SUPPLIED RECORDS
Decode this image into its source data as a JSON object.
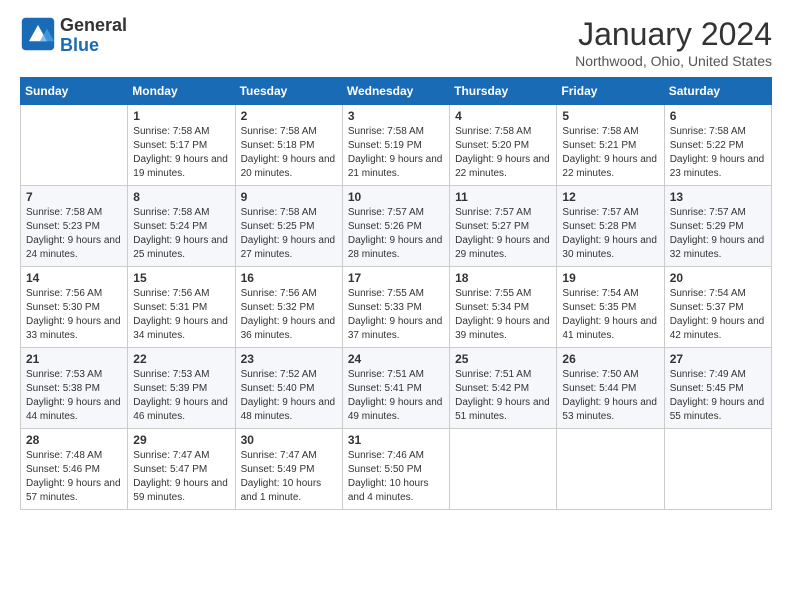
{
  "logo": {
    "general": "General",
    "blue": "Blue"
  },
  "title": "January 2024",
  "location": "Northwood, Ohio, United States",
  "days_of_week": [
    "Sunday",
    "Monday",
    "Tuesday",
    "Wednesday",
    "Thursday",
    "Friday",
    "Saturday"
  ],
  "weeks": [
    [
      {
        "day": "",
        "sunrise": "",
        "sunset": "",
        "daylight": ""
      },
      {
        "day": "1",
        "sunrise": "7:58 AM",
        "sunset": "5:17 PM",
        "daylight": "9 hours and 19 minutes."
      },
      {
        "day": "2",
        "sunrise": "7:58 AM",
        "sunset": "5:18 PM",
        "daylight": "9 hours and 20 minutes."
      },
      {
        "day": "3",
        "sunrise": "7:58 AM",
        "sunset": "5:19 PM",
        "daylight": "9 hours and 21 minutes."
      },
      {
        "day": "4",
        "sunrise": "7:58 AM",
        "sunset": "5:20 PM",
        "daylight": "9 hours and 22 minutes."
      },
      {
        "day": "5",
        "sunrise": "7:58 AM",
        "sunset": "5:21 PM",
        "daylight": "9 hours and 22 minutes."
      },
      {
        "day": "6",
        "sunrise": "7:58 AM",
        "sunset": "5:22 PM",
        "daylight": "9 hours and 23 minutes."
      }
    ],
    [
      {
        "day": "7",
        "sunrise": "7:58 AM",
        "sunset": "5:23 PM",
        "daylight": "9 hours and 24 minutes."
      },
      {
        "day": "8",
        "sunrise": "7:58 AM",
        "sunset": "5:24 PM",
        "daylight": "9 hours and 25 minutes."
      },
      {
        "day": "9",
        "sunrise": "7:58 AM",
        "sunset": "5:25 PM",
        "daylight": "9 hours and 27 minutes."
      },
      {
        "day": "10",
        "sunrise": "7:57 AM",
        "sunset": "5:26 PM",
        "daylight": "9 hours and 28 minutes."
      },
      {
        "day": "11",
        "sunrise": "7:57 AM",
        "sunset": "5:27 PM",
        "daylight": "9 hours and 29 minutes."
      },
      {
        "day": "12",
        "sunrise": "7:57 AM",
        "sunset": "5:28 PM",
        "daylight": "9 hours and 30 minutes."
      },
      {
        "day": "13",
        "sunrise": "7:57 AM",
        "sunset": "5:29 PM",
        "daylight": "9 hours and 32 minutes."
      }
    ],
    [
      {
        "day": "14",
        "sunrise": "7:56 AM",
        "sunset": "5:30 PM",
        "daylight": "9 hours and 33 minutes."
      },
      {
        "day": "15",
        "sunrise": "7:56 AM",
        "sunset": "5:31 PM",
        "daylight": "9 hours and 34 minutes."
      },
      {
        "day": "16",
        "sunrise": "7:56 AM",
        "sunset": "5:32 PM",
        "daylight": "9 hours and 36 minutes."
      },
      {
        "day": "17",
        "sunrise": "7:55 AM",
        "sunset": "5:33 PM",
        "daylight": "9 hours and 37 minutes."
      },
      {
        "day": "18",
        "sunrise": "7:55 AM",
        "sunset": "5:34 PM",
        "daylight": "9 hours and 39 minutes."
      },
      {
        "day": "19",
        "sunrise": "7:54 AM",
        "sunset": "5:35 PM",
        "daylight": "9 hours and 41 minutes."
      },
      {
        "day": "20",
        "sunrise": "7:54 AM",
        "sunset": "5:37 PM",
        "daylight": "9 hours and 42 minutes."
      }
    ],
    [
      {
        "day": "21",
        "sunrise": "7:53 AM",
        "sunset": "5:38 PM",
        "daylight": "9 hours and 44 minutes."
      },
      {
        "day": "22",
        "sunrise": "7:53 AM",
        "sunset": "5:39 PM",
        "daylight": "9 hours and 46 minutes."
      },
      {
        "day": "23",
        "sunrise": "7:52 AM",
        "sunset": "5:40 PM",
        "daylight": "9 hours and 48 minutes."
      },
      {
        "day": "24",
        "sunrise": "7:51 AM",
        "sunset": "5:41 PM",
        "daylight": "9 hours and 49 minutes."
      },
      {
        "day": "25",
        "sunrise": "7:51 AM",
        "sunset": "5:42 PM",
        "daylight": "9 hours and 51 minutes."
      },
      {
        "day": "26",
        "sunrise": "7:50 AM",
        "sunset": "5:44 PM",
        "daylight": "9 hours and 53 minutes."
      },
      {
        "day": "27",
        "sunrise": "7:49 AM",
        "sunset": "5:45 PM",
        "daylight": "9 hours and 55 minutes."
      }
    ],
    [
      {
        "day": "28",
        "sunrise": "7:48 AM",
        "sunset": "5:46 PM",
        "daylight": "9 hours and 57 minutes."
      },
      {
        "day": "29",
        "sunrise": "7:47 AM",
        "sunset": "5:47 PM",
        "daylight": "9 hours and 59 minutes."
      },
      {
        "day": "30",
        "sunrise": "7:47 AM",
        "sunset": "5:49 PM",
        "daylight": "10 hours and 1 minute."
      },
      {
        "day": "31",
        "sunrise": "7:46 AM",
        "sunset": "5:50 PM",
        "daylight": "10 hours and 4 minutes."
      },
      {
        "day": "",
        "sunrise": "",
        "sunset": "",
        "daylight": ""
      },
      {
        "day": "",
        "sunrise": "",
        "sunset": "",
        "daylight": ""
      },
      {
        "day": "",
        "sunrise": "",
        "sunset": "",
        "daylight": ""
      }
    ]
  ]
}
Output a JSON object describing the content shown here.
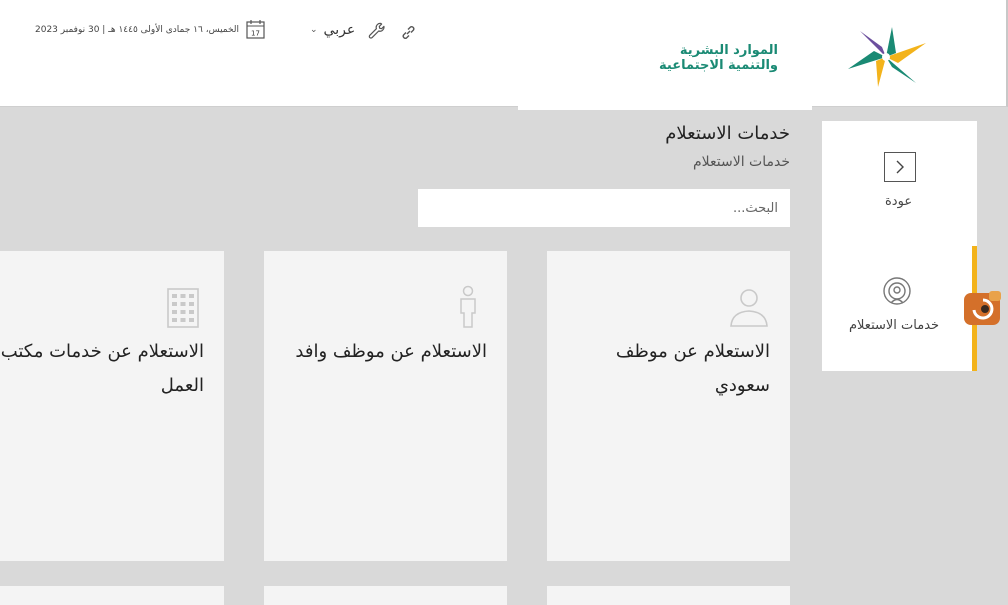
{
  "header": {
    "date": "الخميس، ١٦ جمادى الأولى ١٤٤٥ هـ | 30 نوفمبر 2023",
    "calendar_day": "17",
    "language": "عربي",
    "logo_line1": "الموارد البشرية",
    "logo_line2": "والتنمية الاجتماعية"
  },
  "sidebar": {
    "back_label": "عودة",
    "inquiry_label": "خدمات الاستعلام"
  },
  "main": {
    "title": "خدمات الاستعلام",
    "breadcrumb": "خدمات الاستعلام",
    "search_placeholder": "البحث...",
    "cards": [
      {
        "label": "الاستعلام عن موظف سعودي",
        "icon": "person-icon"
      },
      {
        "label": "الاستعلام عن موظف وافد",
        "icon": "standing-person-icon"
      },
      {
        "label": "الاستعلام عن خدمات مكتب العمل",
        "icon": "building-icon"
      }
    ]
  },
  "colors": {
    "accent": "#f3b31b",
    "brand_green": "#1a8a74",
    "background": "#d9d9d9",
    "card": "#f4f4f4"
  }
}
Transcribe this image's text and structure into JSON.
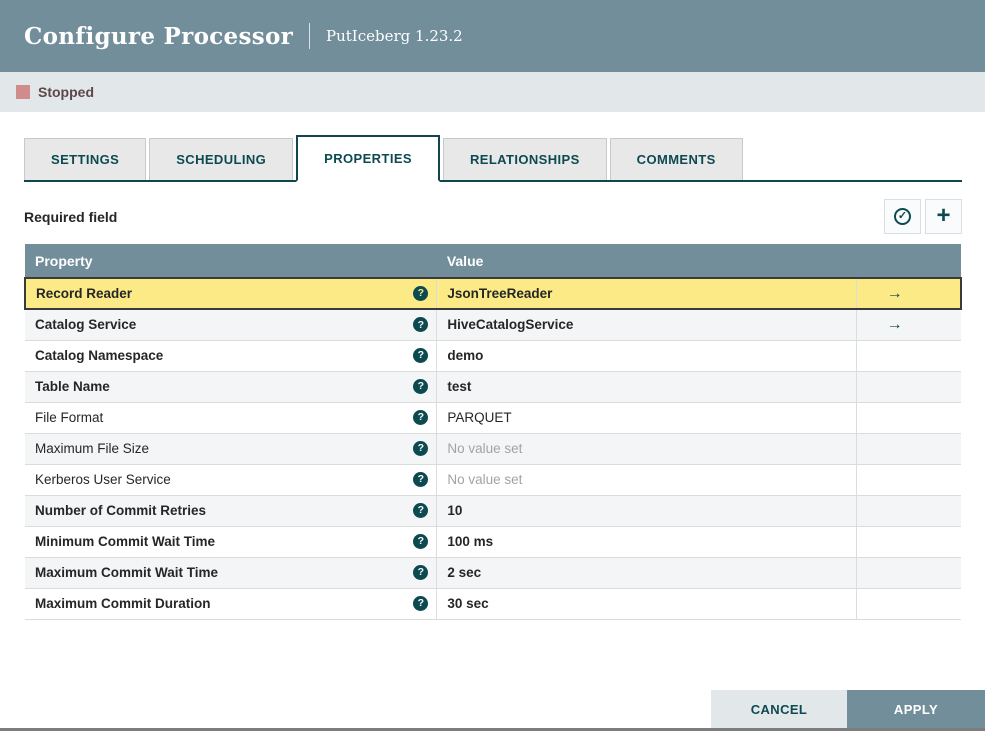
{
  "header": {
    "title": "Configure Processor",
    "subtitle": "PutIceberg 1.23.2"
  },
  "status": {
    "label": "Stopped",
    "color": "#D08C8C"
  },
  "tabs": [
    {
      "label": "SETTINGS",
      "active": false
    },
    {
      "label": "SCHEDULING",
      "active": false
    },
    {
      "label": "PROPERTIES",
      "active": true
    },
    {
      "label": "RELATIONSHIPS",
      "active": false
    },
    {
      "label": "COMMENTS",
      "active": false
    }
  ],
  "toolbar": {
    "required_label": "Required field",
    "verify_icon": "circle-check",
    "add_icon": "plus",
    "verify_glyph": "✓",
    "plus_glyph": "+"
  },
  "table": {
    "headers": {
      "property": "Property",
      "value": "Value"
    },
    "goto_glyph": "→",
    "help_glyph": "?",
    "rows": [
      {
        "property": "Record Reader",
        "value": "JsonTreeReader",
        "required": true,
        "has_link": true,
        "selected": true,
        "value_set": true
      },
      {
        "property": "Catalog Service",
        "value": "HiveCatalogService",
        "required": true,
        "has_link": true,
        "selected": false,
        "value_set": true
      },
      {
        "property": "Catalog Namespace",
        "value": "demo",
        "required": true,
        "has_link": false,
        "selected": false,
        "value_set": true
      },
      {
        "property": "Table Name",
        "value": "test",
        "required": true,
        "has_link": false,
        "selected": false,
        "value_set": true
      },
      {
        "property": "File Format",
        "value": "PARQUET",
        "required": false,
        "has_link": false,
        "selected": false,
        "value_set": true
      },
      {
        "property": "Maximum File Size",
        "value": "No value set",
        "required": false,
        "has_link": false,
        "selected": false,
        "value_set": false
      },
      {
        "property": "Kerberos User Service",
        "value": "No value set",
        "required": false,
        "has_link": false,
        "selected": false,
        "value_set": false
      },
      {
        "property": "Number of Commit Retries",
        "value": "10",
        "required": true,
        "has_link": false,
        "selected": false,
        "value_set": true
      },
      {
        "property": "Minimum Commit Wait Time",
        "value": "100 ms",
        "required": true,
        "has_link": false,
        "selected": false,
        "value_set": true
      },
      {
        "property": "Maximum Commit Wait Time",
        "value": "2 sec",
        "required": true,
        "has_link": false,
        "selected": false,
        "value_set": true
      },
      {
        "property": "Maximum Commit Duration",
        "value": "30 sec",
        "required": true,
        "has_link": false,
        "selected": false,
        "value_set": true
      }
    ]
  },
  "footer": {
    "cancel_label": "CANCEL",
    "apply_label": "APPLY"
  },
  "colors": {
    "header_bg": "#728E9B",
    "accent_teal": "#0D4A50",
    "selected_row_bg": "#FBEA86",
    "status_bar_bg": "#E2E7EA",
    "alt_row_bg": "#F4F5F7"
  }
}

PROBLEM DESCRIPTION
For each line of the listing that holds the word "Time", show that line.

SOLUTION TO THIS TASK
        "property": "Minimum Commit Wait Time",
        "property": "Maximum Commit Wait Time",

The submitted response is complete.